- [Exercise objective]:
Repeat the material below exactly, with no pictures.

(Chart and figure data)
— START —
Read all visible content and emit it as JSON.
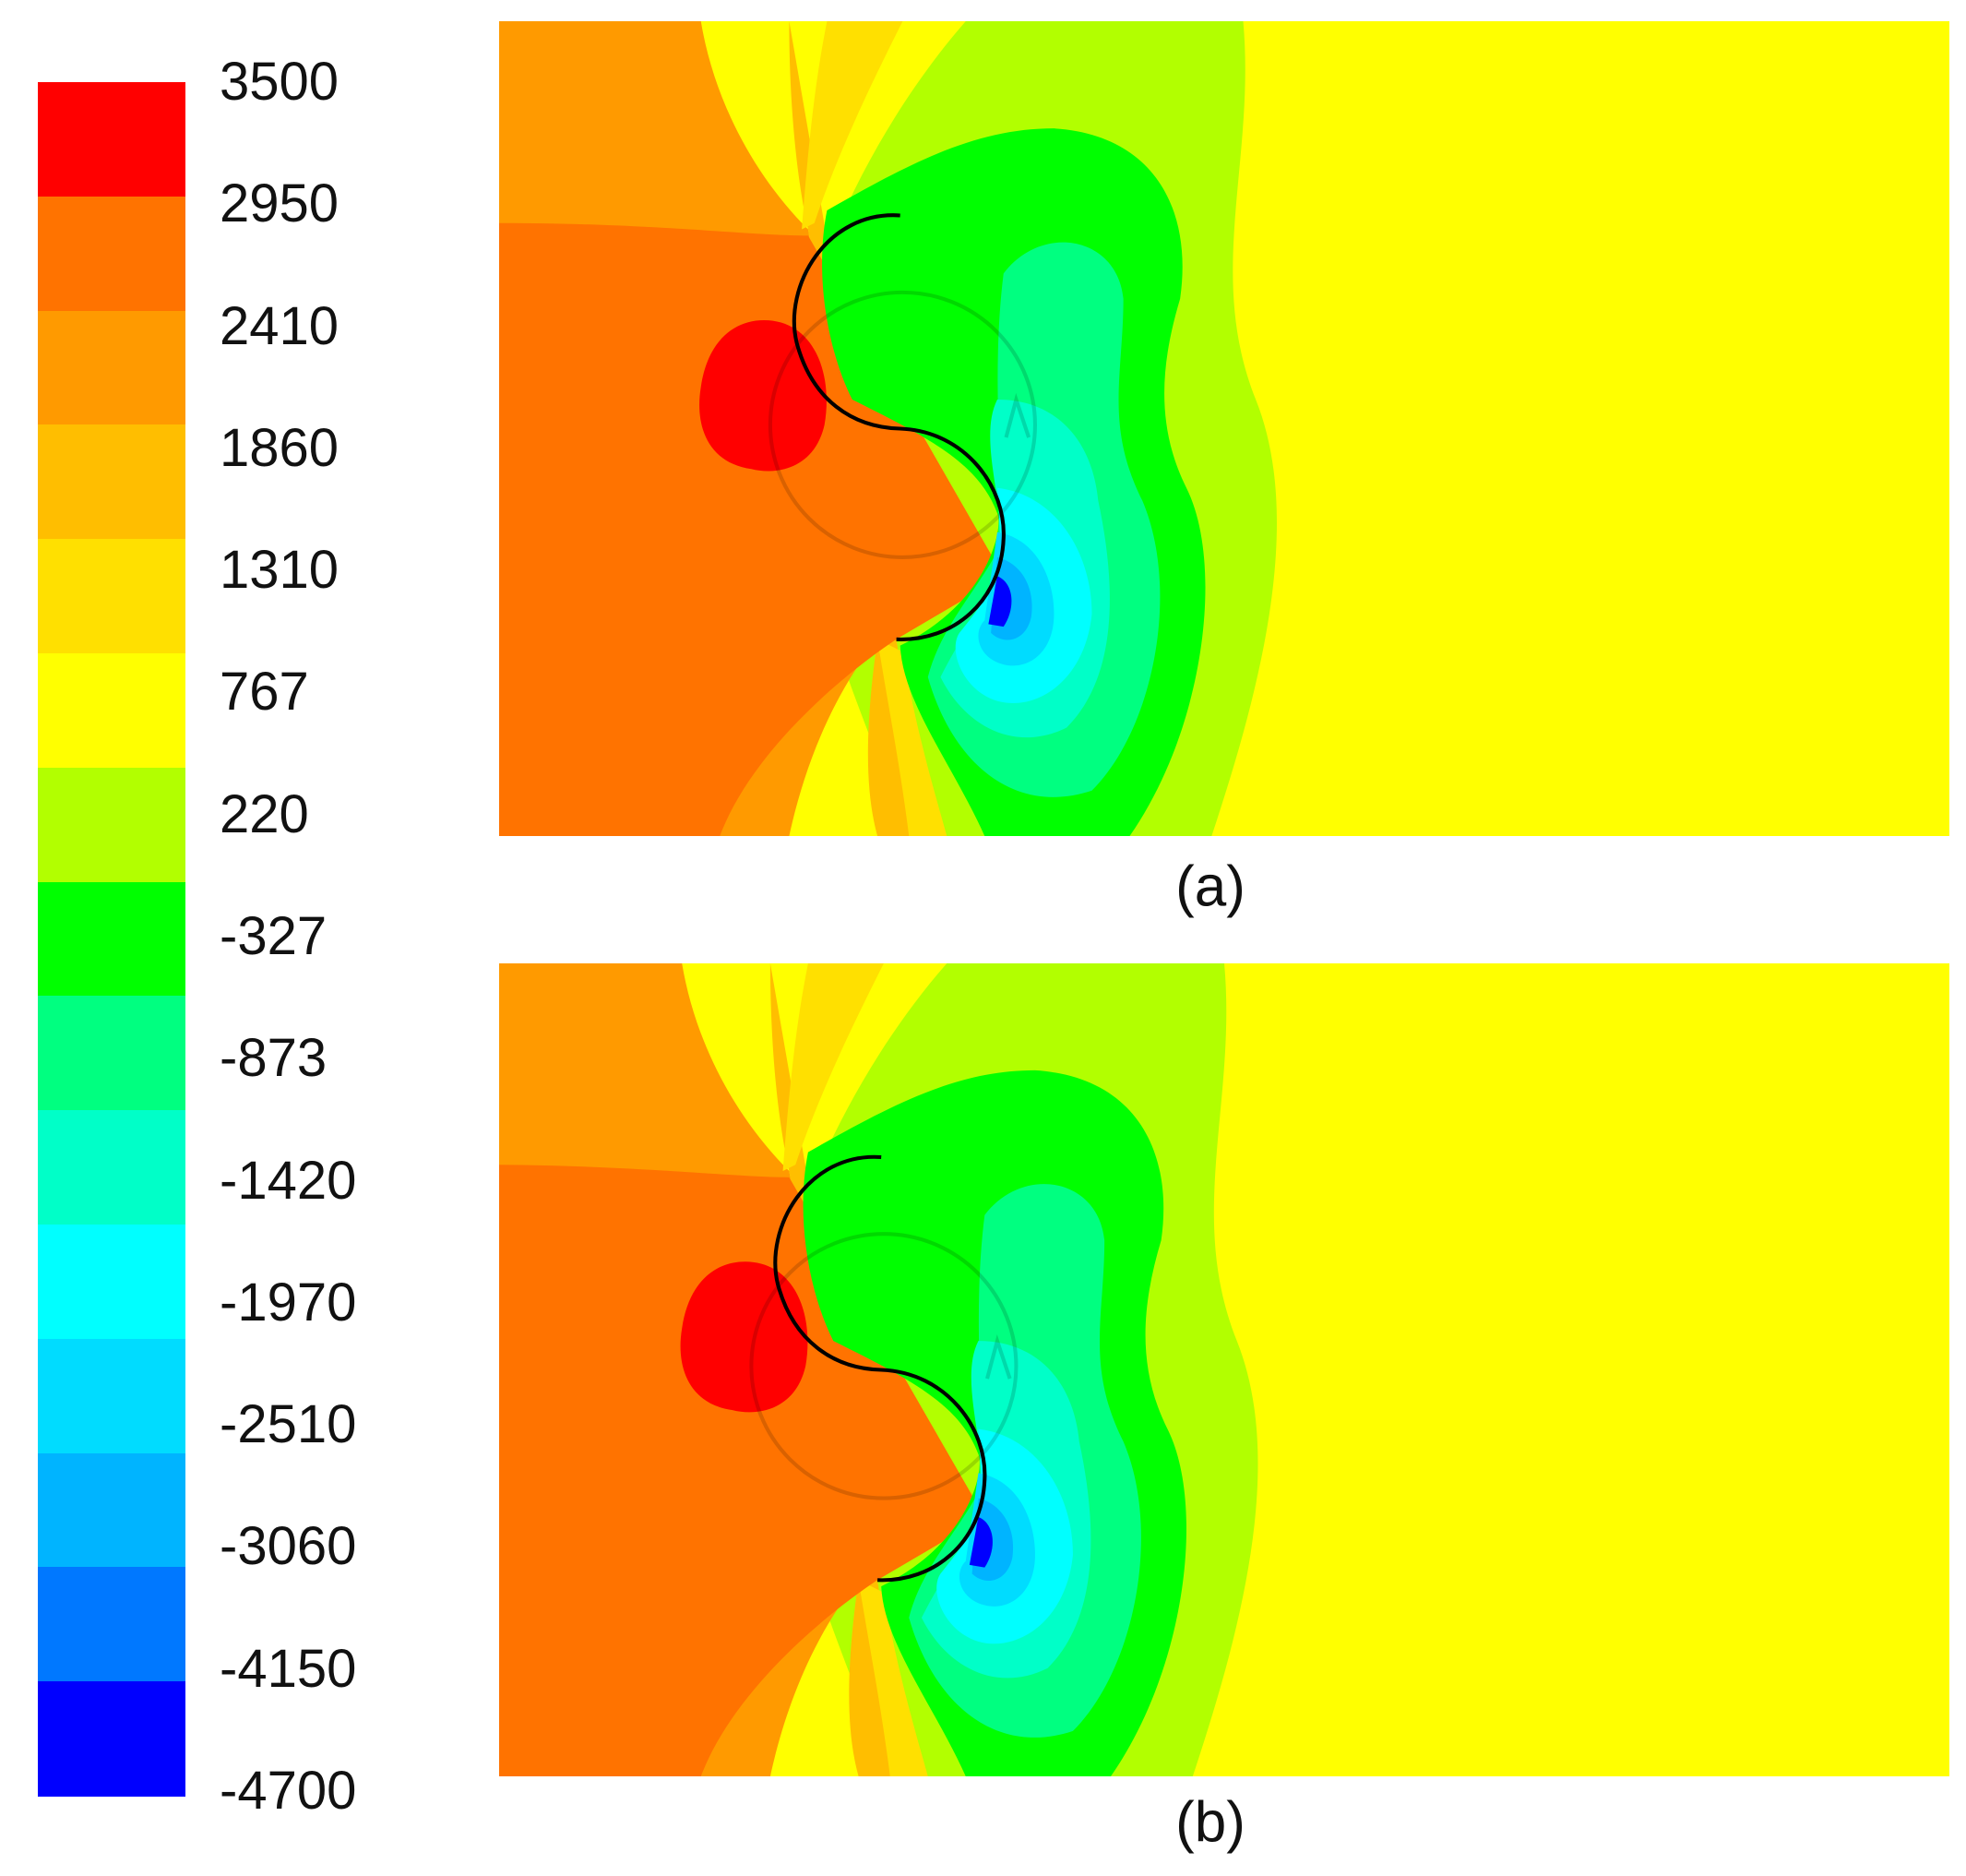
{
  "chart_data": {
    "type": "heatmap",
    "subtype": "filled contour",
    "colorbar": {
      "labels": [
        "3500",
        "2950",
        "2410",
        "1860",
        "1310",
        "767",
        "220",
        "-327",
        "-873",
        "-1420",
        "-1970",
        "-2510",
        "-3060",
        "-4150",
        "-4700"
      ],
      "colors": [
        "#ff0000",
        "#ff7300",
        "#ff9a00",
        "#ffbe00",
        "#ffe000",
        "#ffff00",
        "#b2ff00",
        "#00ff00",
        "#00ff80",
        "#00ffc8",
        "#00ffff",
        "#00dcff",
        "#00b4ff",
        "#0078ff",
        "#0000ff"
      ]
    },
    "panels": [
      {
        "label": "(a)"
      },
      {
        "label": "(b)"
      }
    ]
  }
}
— END —
- [Worked solution]:
Read all visible content and emit it as JSON.
{
  "chart_data": {
    "type": "heatmap",
    "subtype": "filled contour",
    "colorbar": {
      "labels": [
        "3500",
        "2950",
        "2410",
        "1860",
        "1310",
        "767",
        "220",
        "-327",
        "-873",
        "-1420",
        "-1970",
        "-2510",
        "-3060",
        "-4150",
        "-4700"
      ],
      "colors": [
        "#ff0000",
        "#ff7300",
        "#ff9a00",
        "#ffbe00",
        "#ffe000",
        "#ffff00",
        "#b2ff00",
        "#00ff00",
        "#00ff80",
        "#00ffc8",
        "#00ffff",
        "#00dcff",
        "#00b4ff",
        "#0078ff",
        "#0000ff"
      ]
    },
    "panels": [
      {
        "label": "(a)"
      },
      {
        "label": "(b)"
      }
    ]
  }
}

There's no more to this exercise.